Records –

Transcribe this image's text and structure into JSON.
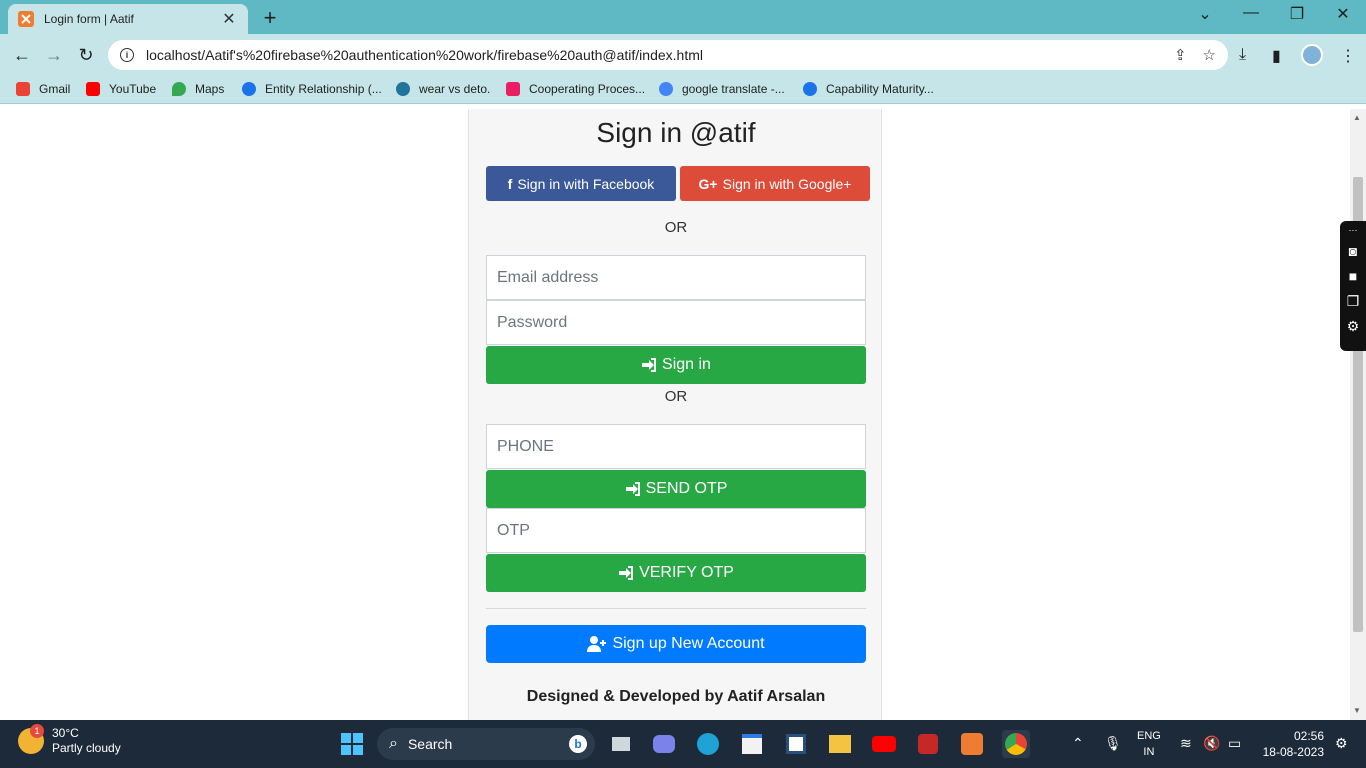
{
  "browser": {
    "tab_title": "Login form | Aatif",
    "url": "localhost/Aatif's%20firebase%20authentication%20work/firebase%20auth@atif/index.html",
    "bookmarks": [
      {
        "label": "Gmail",
        "icon": "gmail-icon",
        "color": "#ea4335"
      },
      {
        "label": "YouTube",
        "icon": "youtube-icon",
        "color": "#ff0000"
      },
      {
        "label": "Maps",
        "icon": "maps-icon",
        "color": "#34a853"
      },
      {
        "label": "Entity Relationship (...",
        "icon": "globe-icon",
        "color": "#1a73e8"
      },
      {
        "label": "wear vs deto.",
        "icon": "wordpress-icon",
        "color": "#21759b"
      },
      {
        "label": "Cooperating Proces...",
        "icon": "cube-icon",
        "color": "#e91e63"
      },
      {
        "label": "google translate -...",
        "icon": "google-icon",
        "color": "#4285f4"
      },
      {
        "label": "Capability Maturity...",
        "icon": "globe-icon",
        "color": "#1a73e8"
      }
    ]
  },
  "page": {
    "heading": "Sign in @atif",
    "facebook_label": "Sign in with Facebook",
    "google_label": "Sign in with Google+",
    "or_1": "OR",
    "email_placeholder": "Email address",
    "password_placeholder": "Password",
    "signin_label": "Sign in",
    "or_2": "OR",
    "phone_placeholder": "PHONE",
    "send_otp_label": "SEND OTP",
    "otp_placeholder": "OTP",
    "verify_otp_label": "VERIFY OTP",
    "signup_label": "Sign up New Account",
    "footer": "Designed & Developed by Aatif Arsalan"
  },
  "colors": {
    "facebook": "#3b5998",
    "google": "#dd4b39",
    "success": "#28a745",
    "primary": "#007bff"
  },
  "taskbar": {
    "temperature": "30°C",
    "weather": "Partly cloudy",
    "weather_badge": "1",
    "search_label": "Search",
    "language_1": "ENG",
    "language_2": "IN",
    "time": "02:56",
    "date": "18-08-2023"
  }
}
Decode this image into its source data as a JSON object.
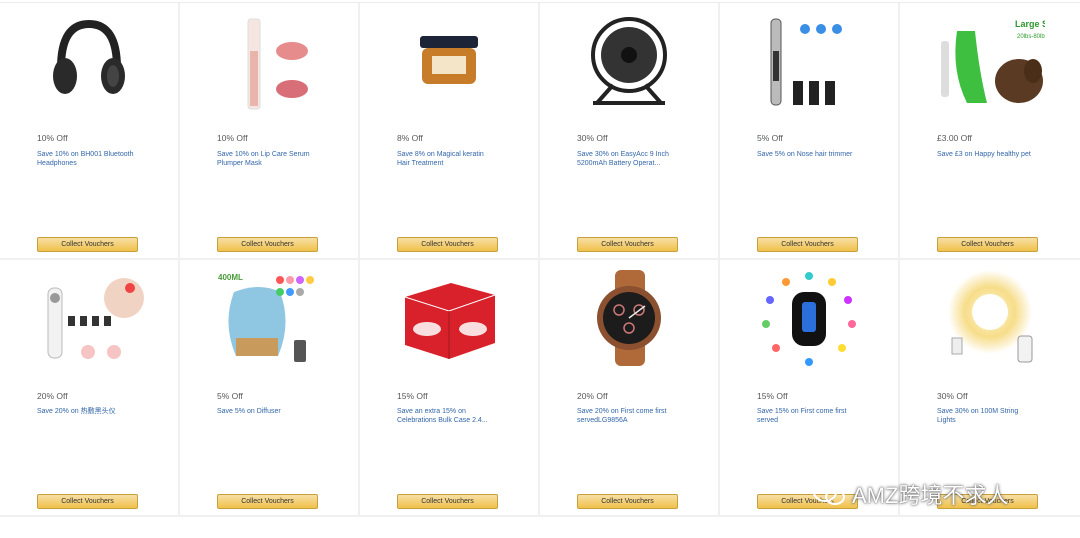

Exercise goal –
Write out the data precisely as given, excluding the pictures.

Solution –
Transcribe this image's text and structure into JSON.
{
  "browser": {
    "tab_title": "Login form | Aatif",
    "url": "localhost/Aatif's%20firebase%20authentication%20work/firebase%20auth@atif/index.html",
    "bookmarks": [
      {
        "label": "Gmail",
        "icon": "gmail-icon",
        "color": "#ea4335"
      },
      {
        "label": "YouTube",
        "icon": "youtube-icon",
        "color": "#ff0000"
      },
      {
        "label": "Maps",
        "icon": "maps-icon",
        "color": "#34a853"
      },
      {
        "label": "Entity Relationship (...",
        "icon": "globe-icon",
        "color": "#1a73e8"
      },
      {
        "label": "wear vs deto.",
        "icon": "wordpress-icon",
        "color": "#21759b"
      },
      {
        "label": "Cooperating Proces...",
        "icon": "cube-icon",
        "color": "#e91e63"
      },
      {
        "label": "google translate -...",
        "icon": "google-icon",
        "color": "#4285f4"
      },
      {
        "label": "Capability Maturity...",
        "icon": "globe-icon",
        "color": "#1a73e8"
      }
    ]
  },
  "page": {
    "heading": "Sign in @atif",
    "facebook_label": "Sign in with Facebook",
    "google_label": "Sign in with Google+",
    "or_1": "OR",
    "email_placeholder": "Email address",
    "password_placeholder": "Password",
    "signin_label": "Sign in",
    "or_2": "OR",
    "phone_placeholder": "PHONE",
    "send_otp_label": "SEND OTP",
    "otp_placeholder": "OTP",
    "verify_otp_label": "VERIFY OTP",
    "signup_label": "Sign up New Account",
    "footer": "Designed & Developed by Aatif Arsalan"
  },
  "colors": {
    "facebook": "#3b5998",
    "google": "#dd4b39",
    "success": "#28a745",
    "primary": "#007bff"
  },
  "taskbar": {
    "temperature": "30°C",
    "weather": "Partly cloudy",
    "weather_badge": "1",
    "search_label": "Search",
    "language_1": "ENG",
    "language_2": "IN",
    "time": "02:56",
    "date": "18-08-2023"
  }
}
Decode this image into its source data as a JSON object.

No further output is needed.